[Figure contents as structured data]
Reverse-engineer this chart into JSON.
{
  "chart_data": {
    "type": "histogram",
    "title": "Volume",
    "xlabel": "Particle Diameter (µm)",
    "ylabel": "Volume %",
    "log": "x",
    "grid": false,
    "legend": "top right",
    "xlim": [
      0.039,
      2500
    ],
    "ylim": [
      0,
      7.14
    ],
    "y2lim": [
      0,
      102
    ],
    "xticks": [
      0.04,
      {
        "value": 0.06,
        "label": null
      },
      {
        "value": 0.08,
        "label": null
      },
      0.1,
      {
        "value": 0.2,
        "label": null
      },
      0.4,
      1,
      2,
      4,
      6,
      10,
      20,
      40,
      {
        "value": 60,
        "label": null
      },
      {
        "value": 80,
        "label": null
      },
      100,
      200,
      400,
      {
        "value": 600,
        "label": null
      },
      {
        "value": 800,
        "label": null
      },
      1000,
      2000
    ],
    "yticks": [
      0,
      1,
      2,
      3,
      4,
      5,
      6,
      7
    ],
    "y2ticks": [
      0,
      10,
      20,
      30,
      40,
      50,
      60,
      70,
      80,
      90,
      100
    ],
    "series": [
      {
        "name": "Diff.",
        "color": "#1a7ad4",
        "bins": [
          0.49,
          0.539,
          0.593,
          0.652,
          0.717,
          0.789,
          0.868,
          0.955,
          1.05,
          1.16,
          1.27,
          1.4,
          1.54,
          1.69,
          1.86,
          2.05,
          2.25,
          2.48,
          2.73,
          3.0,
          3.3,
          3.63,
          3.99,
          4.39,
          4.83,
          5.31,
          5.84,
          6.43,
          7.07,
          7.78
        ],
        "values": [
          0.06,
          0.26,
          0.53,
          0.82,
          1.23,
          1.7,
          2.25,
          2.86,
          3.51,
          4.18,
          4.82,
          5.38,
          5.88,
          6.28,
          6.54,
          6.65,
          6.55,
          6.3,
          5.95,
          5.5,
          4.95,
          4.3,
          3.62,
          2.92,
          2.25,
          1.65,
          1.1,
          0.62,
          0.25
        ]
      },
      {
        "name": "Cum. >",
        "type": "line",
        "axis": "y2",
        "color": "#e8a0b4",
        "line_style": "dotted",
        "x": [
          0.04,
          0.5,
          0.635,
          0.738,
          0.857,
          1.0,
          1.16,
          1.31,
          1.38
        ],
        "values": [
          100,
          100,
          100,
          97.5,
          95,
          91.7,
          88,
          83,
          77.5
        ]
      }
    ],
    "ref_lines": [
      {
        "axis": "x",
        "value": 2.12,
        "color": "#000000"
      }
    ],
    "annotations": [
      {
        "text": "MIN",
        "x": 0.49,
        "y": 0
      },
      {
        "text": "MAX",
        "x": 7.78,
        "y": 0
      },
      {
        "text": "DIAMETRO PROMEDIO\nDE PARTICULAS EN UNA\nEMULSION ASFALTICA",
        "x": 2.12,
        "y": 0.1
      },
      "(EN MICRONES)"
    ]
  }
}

**Required task**
Reproduce every record above exactly as it appears.

**In response**
Reverse-engineer this chart into JSON.
{
  "chart_data": {
    "type": "histogram",
    "title": "Volume",
    "xlabel": "Particle Diameter (µm)",
    "ylabel": "Volume %",
    "log": "x",
    "grid": false,
    "legend": "top right",
    "xlim": [
      0.039,
      2500
    ],
    "ylim": [
      0,
      7.14
    ],
    "y2lim": [
      0,
      102
    ],
    "xticks": [
      0.04,
      {
        "value": 0.06,
        "label": null
      },
      {
        "value": 0.08,
        "label": null
      },
      0.1,
      {
        "value": 0.2,
        "label": null
      },
      0.4,
      1,
      2,
      4,
      6,
      10,
      20,
      40,
      {
        "value": 60,
        "label": null
      },
      {
        "value": 80,
        "label": null
      },
      100,
      200,
      400,
      {
        "value": 600,
        "label": null
      },
      {
        "value": 800,
        "label": null
      },
      1000,
      2000
    ],
    "yticks": [
      0,
      1,
      2,
      3,
      4,
      5,
      6,
      7
    ],
    "y2ticks": [
      0,
      10,
      20,
      30,
      40,
      50,
      60,
      70,
      80,
      90,
      100
    ],
    "series": [
      {
        "name": "Diff.",
        "color": "#1a7ad4",
        "bins": [
          0.49,
          0.539,
          0.593,
          0.652,
          0.717,
          0.789,
          0.868,
          0.955,
          1.05,
          1.16,
          1.27,
          1.4,
          1.54,
          1.69,
          1.86,
          2.05,
          2.25,
          2.48,
          2.73,
          3.0,
          3.3,
          3.63,
          3.99,
          4.39,
          4.83,
          5.31,
          5.84,
          6.43,
          7.07,
          7.78
        ],
        "values": [
          0.06,
          0.26,
          0.53,
          0.82,
          1.23,
          1.7,
          2.25,
          2.86,
          3.51,
          4.18,
          4.82,
          5.38,
          5.88,
          6.28,
          6.54,
          6.65,
          6.55,
          6.3,
          5.95,
          5.5,
          4.95,
          4.3,
          3.62,
          2.92,
          2.25,
          1.65,
          1.1,
          0.62,
          0.25
        ]
      },
      {
        "name": "Cum. >",
        "type": "line",
        "axis": "y2",
        "color": "#e8a0b4",
        "line_style": "dotted",
        "x": [
          0.04,
          0.5,
          0.635,
          0.738,
          0.857,
          1.0,
          1.16,
          1.31,
          1.38
        ],
        "values": [
          100,
          100,
          100,
          97.5,
          95,
          91.7,
          88,
          83,
          77.5
        ]
      }
    ],
    "ref_lines": [
      {
        "axis": "x",
        "value": 2.12,
        "color": "#000000"
      }
    ],
    "annotations": [
      {
        "text": "MIN",
        "x": 0.49,
        "y": 0
      },
      {
        "text": "MAX",
        "x": 7.78,
        "y": 0
      },
      {
        "text": "DIAMETRO PROMEDIO\nDE PARTICULAS EN UNA\nEMULSION ASFALTICA",
        "x": 2.12,
        "y": 0.1
      },
      "(EN MICRONES)"
    ]
  }
}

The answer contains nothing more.